- WHAT YOU NEED TO DO -
Transcribe the whole listing below without changing a word, but leave out every image.

++++++++

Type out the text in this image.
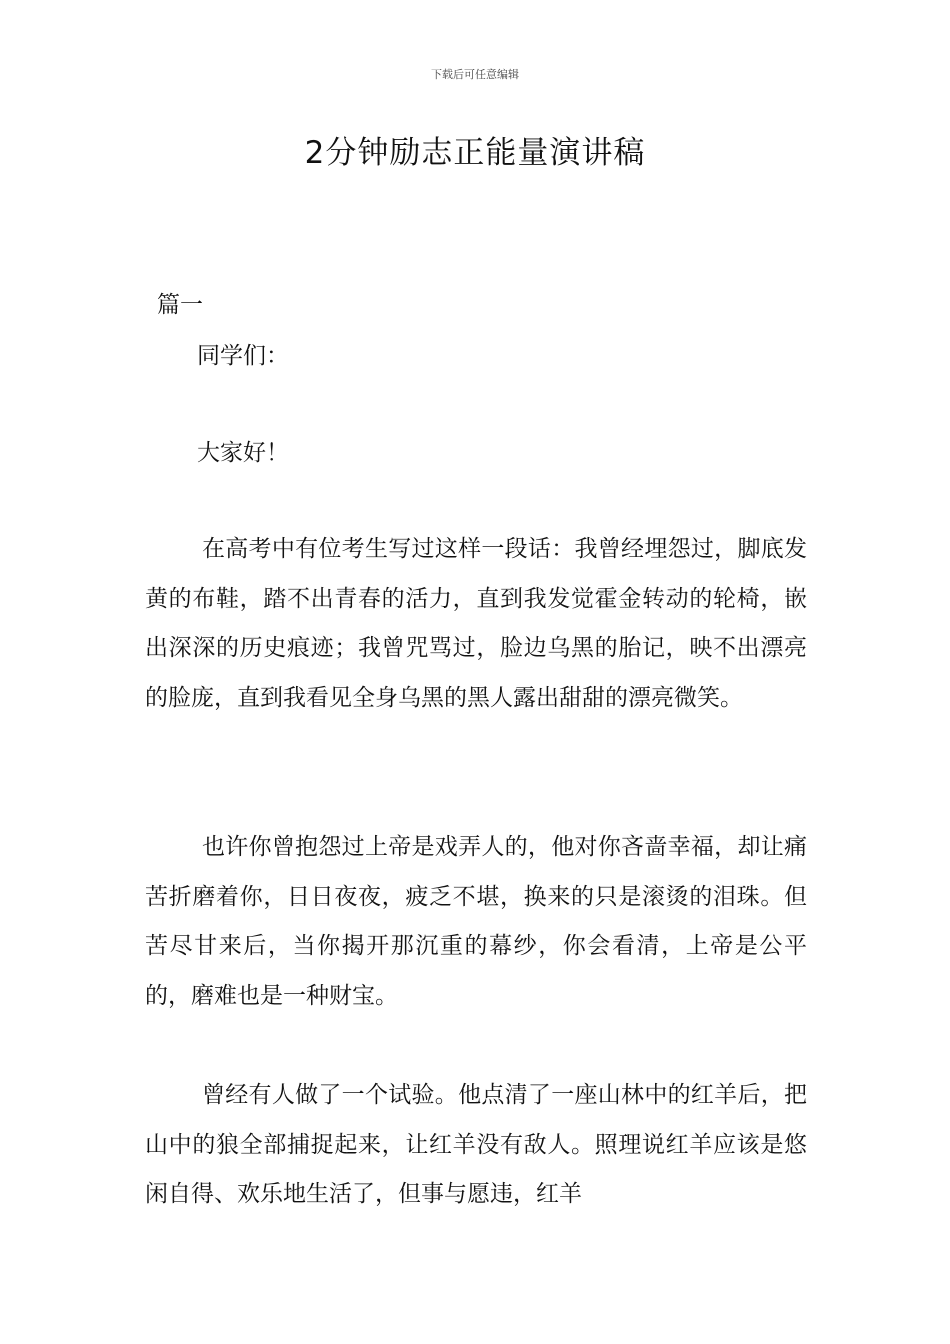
下载后可任意编辑
2分钟励志正能量演讲稿
篇一
同学们：
大家好！

在高考中有位考生写过这样一段话：我曾经埋怨过，脚底发黄的布鞋，踏不出青春的活力，直到我发觉霍金转动的轮椅，嵌出深深的历史痕迹；我曾咒骂过，脸边乌黑的胎记，映不出漂亮的脸庞，直到我看见全身乌黑的黑人露出甜甜的漂亮微笑。

也许你曾抱怨过上帝是戏弄人的，他对你吝啬幸福，却让痛苦折磨着你，日日夜夜，疲乏不堪，换来的只是滚烫的泪珠。但苦尽甘来后，当你揭开那沉重的幕纱，你会看清，上帝是公平的，磨难也是一种财宝。

曾经有人做了一个试验。他点清了一座山林中的红羊后，把山中的狼全部捕捉起来，让红羊没有敌人。照理说红羊应该是悠闲自得、欢乐地生活了，但事与愿违，红羊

++++++++

- ANSWER TO THIS EXERCISE -
Type out the text in this image.
下载后可任意编辑
2分钟励志正能量演讲稿
篇一
同学们：
大家好！

在高考中有位考生写过这样一段话：我曾经埋怨过，脚底发黄的布鞋，踏不出青春的活力，直到我发觉霍金转动的轮椅，嵌出深深的历史痕迹；我曾咒骂过，脸边乌黑的胎记，映不出漂亮的脸庞，直到我看见全身乌黑的黑人露出甜甜的漂亮微笑。

也许你曾抱怨过上帝是戏弄人的，他对你吝啬幸福，却让痛苦折磨着你，日日夜夜，疲乏不堪，换来的只是滚烫的泪珠。但苦尽甘来后，当你揭开那沉重的幕纱，你会看清，上帝是公平的，磨难也是一种财宝。

曾经有人做了一个试验。他点清了一座山林中的红羊后，把山中的狼全部捕捉起来，让红羊没有敌人。照理说红羊应该是悠闲自得、欢乐地生活了，但事与愿违，红羊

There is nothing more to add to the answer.